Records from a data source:
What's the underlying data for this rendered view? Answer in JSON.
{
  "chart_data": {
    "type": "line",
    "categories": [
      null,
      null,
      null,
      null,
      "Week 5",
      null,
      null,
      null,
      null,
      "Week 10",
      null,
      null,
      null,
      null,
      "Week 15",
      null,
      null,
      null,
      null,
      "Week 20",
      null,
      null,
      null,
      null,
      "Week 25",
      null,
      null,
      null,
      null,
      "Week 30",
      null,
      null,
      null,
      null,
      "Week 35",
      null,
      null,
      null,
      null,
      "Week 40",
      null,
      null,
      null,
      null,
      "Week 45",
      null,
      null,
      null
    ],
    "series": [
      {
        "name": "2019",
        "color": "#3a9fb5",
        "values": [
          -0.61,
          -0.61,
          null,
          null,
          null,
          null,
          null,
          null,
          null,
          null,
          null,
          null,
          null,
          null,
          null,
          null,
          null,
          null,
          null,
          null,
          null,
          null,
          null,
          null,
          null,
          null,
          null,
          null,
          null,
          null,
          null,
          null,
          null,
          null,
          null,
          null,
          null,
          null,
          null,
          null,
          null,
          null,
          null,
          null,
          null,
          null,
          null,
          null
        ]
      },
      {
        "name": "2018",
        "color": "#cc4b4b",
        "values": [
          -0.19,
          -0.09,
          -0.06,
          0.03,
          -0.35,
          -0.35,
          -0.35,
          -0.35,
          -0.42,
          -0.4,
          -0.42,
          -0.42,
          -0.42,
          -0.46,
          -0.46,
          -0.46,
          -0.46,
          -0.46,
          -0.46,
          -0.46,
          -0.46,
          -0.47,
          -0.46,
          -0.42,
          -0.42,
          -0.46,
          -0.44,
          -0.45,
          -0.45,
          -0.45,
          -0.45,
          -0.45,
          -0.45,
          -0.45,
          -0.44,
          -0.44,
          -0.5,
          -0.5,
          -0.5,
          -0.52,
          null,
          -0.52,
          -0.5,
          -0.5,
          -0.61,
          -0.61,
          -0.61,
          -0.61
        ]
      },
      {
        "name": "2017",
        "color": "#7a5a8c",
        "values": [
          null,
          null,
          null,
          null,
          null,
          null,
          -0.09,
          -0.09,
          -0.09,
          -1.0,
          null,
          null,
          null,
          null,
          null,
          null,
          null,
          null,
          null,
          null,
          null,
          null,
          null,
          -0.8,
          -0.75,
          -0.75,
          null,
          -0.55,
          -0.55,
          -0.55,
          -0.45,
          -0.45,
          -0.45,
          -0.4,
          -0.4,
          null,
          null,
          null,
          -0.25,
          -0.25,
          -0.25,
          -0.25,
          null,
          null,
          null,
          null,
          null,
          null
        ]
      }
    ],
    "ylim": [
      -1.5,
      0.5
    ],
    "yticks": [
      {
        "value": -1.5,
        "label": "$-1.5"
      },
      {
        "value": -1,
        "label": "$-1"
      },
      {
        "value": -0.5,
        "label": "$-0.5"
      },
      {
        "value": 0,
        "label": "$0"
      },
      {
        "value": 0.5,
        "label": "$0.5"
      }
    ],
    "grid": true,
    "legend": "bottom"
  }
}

- **Exercise objective**: Copy the material above verbatim.

- **Exercise output**:
What's the underlying data for this rendered view? Answer in JSON.
{
  "chart_data": {
    "type": "line",
    "categories": [
      null,
      null,
      null,
      null,
      "Week 5",
      null,
      null,
      null,
      null,
      "Week 10",
      null,
      null,
      null,
      null,
      "Week 15",
      null,
      null,
      null,
      null,
      "Week 20",
      null,
      null,
      null,
      null,
      "Week 25",
      null,
      null,
      null,
      null,
      "Week 30",
      null,
      null,
      null,
      null,
      "Week 35",
      null,
      null,
      null,
      null,
      "Week 40",
      null,
      null,
      null,
      null,
      "Week 45",
      null,
      null,
      null
    ],
    "series": [
      {
        "name": "2019",
        "color": "#3a9fb5",
        "values": [
          -0.61,
          -0.61,
          null,
          null,
          null,
          null,
          null,
          null,
          null,
          null,
          null,
          null,
          null,
          null,
          null,
          null,
          null,
          null,
          null,
          null,
          null,
          null,
          null,
          null,
          null,
          null,
          null,
          null,
          null,
          null,
          null,
          null,
          null,
          null,
          null,
          null,
          null,
          null,
          null,
          null,
          null,
          null,
          null,
          null,
          null,
          null,
          null,
          null
        ]
      },
      {
        "name": "2018",
        "color": "#cc4b4b",
        "values": [
          -0.19,
          -0.09,
          -0.06,
          0.03,
          -0.35,
          -0.35,
          -0.35,
          -0.35,
          -0.42,
          -0.4,
          -0.42,
          -0.42,
          -0.42,
          -0.46,
          -0.46,
          -0.46,
          -0.46,
          -0.46,
          -0.46,
          -0.46,
          -0.46,
          -0.47,
          -0.46,
          -0.42,
          -0.42,
          -0.46,
          -0.44,
          -0.45,
          -0.45,
          -0.45,
          -0.45,
          -0.45,
          -0.45,
          -0.45,
          -0.44,
          -0.44,
          -0.5,
          -0.5,
          -0.5,
          -0.52,
          null,
          -0.52,
          -0.5,
          -0.5,
          -0.61,
          -0.61,
          -0.61,
          -0.61
        ]
      },
      {
        "name": "2017",
        "color": "#7a5a8c",
        "values": [
          null,
          null,
          null,
          null,
          null,
          null,
          -0.09,
          -0.09,
          -0.09,
          -1.0,
          null,
          null,
          null,
          null,
          null,
          null,
          null,
          null,
          null,
          null,
          null,
          null,
          null,
          -0.8,
          -0.75,
          -0.75,
          null,
          -0.55,
          -0.55,
          -0.55,
          -0.45,
          -0.45,
          -0.45,
          -0.4,
          -0.4,
          null,
          null,
          null,
          -0.25,
          -0.25,
          -0.25,
          -0.25,
          null,
          null,
          null,
          null,
          null,
          null
        ]
      }
    ],
    "ylim": [
      -1.5,
      0.5
    ],
    "yticks": [
      {
        "value": -1.5,
        "label": "$-1.5"
      },
      {
        "value": -1,
        "label": "$-1"
      },
      {
        "value": -0.5,
        "label": "$-0.5"
      },
      {
        "value": 0,
        "label": "$0"
      },
      {
        "value": 0.5,
        "label": "$0.5"
      }
    ],
    "grid": true,
    "legend": "bottom"
  }
}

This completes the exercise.